Records from a data source:
>> Begin
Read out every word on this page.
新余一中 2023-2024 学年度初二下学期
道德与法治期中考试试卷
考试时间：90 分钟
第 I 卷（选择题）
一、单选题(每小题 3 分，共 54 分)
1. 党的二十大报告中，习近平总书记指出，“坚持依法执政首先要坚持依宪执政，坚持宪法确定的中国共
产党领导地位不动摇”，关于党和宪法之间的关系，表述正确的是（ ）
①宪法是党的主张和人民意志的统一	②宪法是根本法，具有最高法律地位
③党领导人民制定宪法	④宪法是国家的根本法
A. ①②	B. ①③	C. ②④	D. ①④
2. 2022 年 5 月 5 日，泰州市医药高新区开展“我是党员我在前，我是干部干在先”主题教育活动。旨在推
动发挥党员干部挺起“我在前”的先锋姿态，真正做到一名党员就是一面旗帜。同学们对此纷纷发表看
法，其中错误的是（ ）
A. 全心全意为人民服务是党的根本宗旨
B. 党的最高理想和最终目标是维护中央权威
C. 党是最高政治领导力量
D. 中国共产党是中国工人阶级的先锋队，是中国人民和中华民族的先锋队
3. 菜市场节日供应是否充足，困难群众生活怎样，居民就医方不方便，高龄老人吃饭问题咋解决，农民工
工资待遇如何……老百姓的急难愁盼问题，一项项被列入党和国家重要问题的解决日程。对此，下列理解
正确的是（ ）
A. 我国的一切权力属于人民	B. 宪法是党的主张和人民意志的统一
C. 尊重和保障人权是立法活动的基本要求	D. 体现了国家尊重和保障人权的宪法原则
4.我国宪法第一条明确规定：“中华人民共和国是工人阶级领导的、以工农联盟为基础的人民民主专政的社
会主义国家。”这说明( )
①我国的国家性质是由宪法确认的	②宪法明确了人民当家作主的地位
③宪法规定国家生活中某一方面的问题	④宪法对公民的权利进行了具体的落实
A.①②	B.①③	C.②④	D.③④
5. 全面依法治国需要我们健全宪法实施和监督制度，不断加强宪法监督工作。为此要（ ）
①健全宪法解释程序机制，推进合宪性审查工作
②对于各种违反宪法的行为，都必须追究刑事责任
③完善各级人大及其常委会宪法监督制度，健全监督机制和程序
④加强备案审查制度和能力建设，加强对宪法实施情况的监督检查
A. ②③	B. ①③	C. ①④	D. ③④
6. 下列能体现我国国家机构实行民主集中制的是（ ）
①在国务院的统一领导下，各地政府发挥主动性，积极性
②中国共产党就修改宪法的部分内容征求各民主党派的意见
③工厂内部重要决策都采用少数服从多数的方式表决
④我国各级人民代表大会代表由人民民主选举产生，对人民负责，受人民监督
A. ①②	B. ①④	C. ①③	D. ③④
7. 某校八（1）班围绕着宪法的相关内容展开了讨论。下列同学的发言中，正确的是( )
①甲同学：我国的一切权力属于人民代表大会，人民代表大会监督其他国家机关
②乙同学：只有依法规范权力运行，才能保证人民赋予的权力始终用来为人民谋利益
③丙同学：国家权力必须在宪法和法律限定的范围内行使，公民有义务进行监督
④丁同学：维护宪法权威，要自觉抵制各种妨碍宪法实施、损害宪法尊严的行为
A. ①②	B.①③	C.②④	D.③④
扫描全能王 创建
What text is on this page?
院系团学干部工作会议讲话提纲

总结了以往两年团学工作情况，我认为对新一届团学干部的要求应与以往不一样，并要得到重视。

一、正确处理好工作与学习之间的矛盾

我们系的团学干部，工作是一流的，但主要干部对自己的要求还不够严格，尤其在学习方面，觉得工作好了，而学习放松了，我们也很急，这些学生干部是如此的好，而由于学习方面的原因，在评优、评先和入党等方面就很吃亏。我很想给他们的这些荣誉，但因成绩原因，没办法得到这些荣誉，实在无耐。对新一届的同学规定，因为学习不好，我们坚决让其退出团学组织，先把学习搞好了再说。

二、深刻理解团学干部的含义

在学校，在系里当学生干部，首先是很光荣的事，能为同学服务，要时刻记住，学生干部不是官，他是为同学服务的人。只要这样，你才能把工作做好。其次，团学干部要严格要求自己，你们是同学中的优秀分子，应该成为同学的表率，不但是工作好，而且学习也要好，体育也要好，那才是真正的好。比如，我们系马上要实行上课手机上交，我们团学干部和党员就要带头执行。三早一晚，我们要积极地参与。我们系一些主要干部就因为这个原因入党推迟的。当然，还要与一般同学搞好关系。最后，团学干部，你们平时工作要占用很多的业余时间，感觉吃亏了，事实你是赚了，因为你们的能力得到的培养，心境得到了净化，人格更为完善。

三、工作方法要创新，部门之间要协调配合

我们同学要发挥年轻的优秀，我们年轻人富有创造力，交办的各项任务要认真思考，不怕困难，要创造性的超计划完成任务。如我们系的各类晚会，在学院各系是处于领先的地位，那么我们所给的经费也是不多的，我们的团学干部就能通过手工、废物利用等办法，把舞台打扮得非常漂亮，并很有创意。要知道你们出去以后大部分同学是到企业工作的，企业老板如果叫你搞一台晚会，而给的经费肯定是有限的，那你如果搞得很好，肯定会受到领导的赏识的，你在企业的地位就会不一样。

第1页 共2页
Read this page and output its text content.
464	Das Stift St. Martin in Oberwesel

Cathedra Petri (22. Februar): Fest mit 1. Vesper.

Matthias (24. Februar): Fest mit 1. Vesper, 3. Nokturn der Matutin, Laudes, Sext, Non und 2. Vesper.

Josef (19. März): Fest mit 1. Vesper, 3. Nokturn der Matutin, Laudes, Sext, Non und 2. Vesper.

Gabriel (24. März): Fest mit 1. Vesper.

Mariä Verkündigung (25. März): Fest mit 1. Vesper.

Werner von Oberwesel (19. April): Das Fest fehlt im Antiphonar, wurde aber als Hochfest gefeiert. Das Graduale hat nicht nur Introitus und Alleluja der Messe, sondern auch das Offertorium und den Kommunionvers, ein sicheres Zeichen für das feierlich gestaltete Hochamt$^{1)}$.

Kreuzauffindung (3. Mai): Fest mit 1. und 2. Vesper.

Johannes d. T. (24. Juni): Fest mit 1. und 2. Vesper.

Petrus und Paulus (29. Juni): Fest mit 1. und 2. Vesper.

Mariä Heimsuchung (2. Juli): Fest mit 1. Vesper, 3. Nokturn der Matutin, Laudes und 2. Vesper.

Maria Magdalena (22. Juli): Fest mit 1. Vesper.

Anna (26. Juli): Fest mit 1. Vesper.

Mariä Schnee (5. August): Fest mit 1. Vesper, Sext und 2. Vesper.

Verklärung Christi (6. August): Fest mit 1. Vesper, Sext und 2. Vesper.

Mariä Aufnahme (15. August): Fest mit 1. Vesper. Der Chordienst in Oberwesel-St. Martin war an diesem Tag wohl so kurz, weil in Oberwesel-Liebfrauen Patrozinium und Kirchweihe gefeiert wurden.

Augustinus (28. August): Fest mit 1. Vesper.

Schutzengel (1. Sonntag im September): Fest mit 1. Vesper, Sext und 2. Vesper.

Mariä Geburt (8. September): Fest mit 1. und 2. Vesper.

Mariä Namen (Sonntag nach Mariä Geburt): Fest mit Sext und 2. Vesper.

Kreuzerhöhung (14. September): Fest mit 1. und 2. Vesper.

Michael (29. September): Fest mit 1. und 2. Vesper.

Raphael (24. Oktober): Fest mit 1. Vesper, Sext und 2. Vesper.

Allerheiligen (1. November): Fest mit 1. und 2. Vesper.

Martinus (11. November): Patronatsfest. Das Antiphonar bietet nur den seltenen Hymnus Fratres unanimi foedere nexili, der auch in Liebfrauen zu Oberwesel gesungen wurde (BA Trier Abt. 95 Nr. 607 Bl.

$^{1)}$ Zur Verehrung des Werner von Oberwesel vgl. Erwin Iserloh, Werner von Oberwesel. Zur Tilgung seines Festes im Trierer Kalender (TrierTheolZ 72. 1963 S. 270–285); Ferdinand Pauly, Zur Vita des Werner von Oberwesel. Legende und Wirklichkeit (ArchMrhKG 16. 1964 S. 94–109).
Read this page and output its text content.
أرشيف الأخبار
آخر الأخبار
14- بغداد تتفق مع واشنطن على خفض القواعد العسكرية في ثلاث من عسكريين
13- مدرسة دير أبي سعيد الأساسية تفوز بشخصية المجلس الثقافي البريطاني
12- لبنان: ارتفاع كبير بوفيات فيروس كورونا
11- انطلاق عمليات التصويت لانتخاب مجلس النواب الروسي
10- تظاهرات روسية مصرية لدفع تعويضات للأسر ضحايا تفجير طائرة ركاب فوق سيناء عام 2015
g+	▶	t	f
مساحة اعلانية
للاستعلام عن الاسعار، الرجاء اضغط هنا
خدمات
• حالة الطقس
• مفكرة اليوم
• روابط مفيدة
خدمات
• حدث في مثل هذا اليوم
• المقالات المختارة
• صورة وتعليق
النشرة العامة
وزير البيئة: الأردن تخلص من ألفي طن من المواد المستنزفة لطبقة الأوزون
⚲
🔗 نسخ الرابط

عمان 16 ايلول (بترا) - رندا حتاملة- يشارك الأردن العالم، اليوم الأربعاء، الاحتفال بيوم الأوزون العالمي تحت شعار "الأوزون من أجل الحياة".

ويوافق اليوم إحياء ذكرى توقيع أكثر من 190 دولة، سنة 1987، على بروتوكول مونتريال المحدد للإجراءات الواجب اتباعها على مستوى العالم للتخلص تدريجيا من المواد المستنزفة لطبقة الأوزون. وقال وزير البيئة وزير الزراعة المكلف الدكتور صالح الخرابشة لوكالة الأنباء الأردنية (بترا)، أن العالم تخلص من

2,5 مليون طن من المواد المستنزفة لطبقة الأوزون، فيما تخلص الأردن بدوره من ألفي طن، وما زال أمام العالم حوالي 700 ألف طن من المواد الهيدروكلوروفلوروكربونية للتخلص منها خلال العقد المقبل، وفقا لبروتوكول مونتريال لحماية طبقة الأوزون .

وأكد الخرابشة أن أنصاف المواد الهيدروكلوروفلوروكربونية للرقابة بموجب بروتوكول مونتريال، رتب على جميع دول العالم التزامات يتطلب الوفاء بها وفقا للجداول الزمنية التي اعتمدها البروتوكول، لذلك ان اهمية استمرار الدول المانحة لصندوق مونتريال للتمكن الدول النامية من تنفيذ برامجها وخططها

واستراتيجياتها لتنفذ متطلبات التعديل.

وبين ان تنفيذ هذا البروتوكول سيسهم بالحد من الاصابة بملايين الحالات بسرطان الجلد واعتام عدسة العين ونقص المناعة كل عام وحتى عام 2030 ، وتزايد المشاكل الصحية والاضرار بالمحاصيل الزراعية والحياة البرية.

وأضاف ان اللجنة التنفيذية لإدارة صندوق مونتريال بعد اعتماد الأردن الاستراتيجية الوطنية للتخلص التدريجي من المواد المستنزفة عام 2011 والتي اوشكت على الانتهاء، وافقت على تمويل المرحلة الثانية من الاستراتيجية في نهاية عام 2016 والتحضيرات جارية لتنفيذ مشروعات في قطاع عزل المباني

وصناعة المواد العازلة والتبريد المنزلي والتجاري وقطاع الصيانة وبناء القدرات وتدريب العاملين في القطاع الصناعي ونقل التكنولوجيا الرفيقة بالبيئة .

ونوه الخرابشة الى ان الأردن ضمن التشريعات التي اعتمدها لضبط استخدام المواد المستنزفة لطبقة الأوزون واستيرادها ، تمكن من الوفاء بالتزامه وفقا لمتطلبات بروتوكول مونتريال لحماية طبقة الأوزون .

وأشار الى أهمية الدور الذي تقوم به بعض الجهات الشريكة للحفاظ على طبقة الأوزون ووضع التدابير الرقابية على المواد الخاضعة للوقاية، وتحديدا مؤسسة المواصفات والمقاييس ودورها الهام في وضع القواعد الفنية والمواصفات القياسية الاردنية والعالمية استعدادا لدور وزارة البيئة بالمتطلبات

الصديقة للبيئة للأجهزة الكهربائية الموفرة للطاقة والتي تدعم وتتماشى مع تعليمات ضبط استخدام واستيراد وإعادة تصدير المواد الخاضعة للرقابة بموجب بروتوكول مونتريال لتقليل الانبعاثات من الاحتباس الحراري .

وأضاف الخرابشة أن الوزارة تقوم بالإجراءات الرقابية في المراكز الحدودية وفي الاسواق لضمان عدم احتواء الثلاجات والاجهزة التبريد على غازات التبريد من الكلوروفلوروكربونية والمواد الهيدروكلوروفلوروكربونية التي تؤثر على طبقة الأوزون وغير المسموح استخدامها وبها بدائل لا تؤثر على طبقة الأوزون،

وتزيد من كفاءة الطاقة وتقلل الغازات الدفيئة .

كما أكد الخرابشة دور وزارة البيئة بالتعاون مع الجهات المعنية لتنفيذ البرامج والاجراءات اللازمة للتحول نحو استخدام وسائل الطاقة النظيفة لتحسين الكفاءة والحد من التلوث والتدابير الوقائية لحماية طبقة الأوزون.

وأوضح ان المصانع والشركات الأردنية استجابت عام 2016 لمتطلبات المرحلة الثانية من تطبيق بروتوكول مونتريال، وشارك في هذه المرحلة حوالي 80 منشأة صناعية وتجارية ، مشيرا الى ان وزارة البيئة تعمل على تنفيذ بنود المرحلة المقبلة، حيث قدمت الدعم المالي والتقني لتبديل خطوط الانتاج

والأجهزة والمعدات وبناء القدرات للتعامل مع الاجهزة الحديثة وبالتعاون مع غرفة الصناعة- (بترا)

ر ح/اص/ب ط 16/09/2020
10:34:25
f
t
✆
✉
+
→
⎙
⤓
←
>> End
Go through the records and show every line with the string "Juni" in it.

### WRITTEN RESPONSE
Johannes d. T. (24. Juni): Fest mit 1. und 2. Vesper.
Petrus und Paulus (29. Juni): Fest mit 1. und 2. Vesper.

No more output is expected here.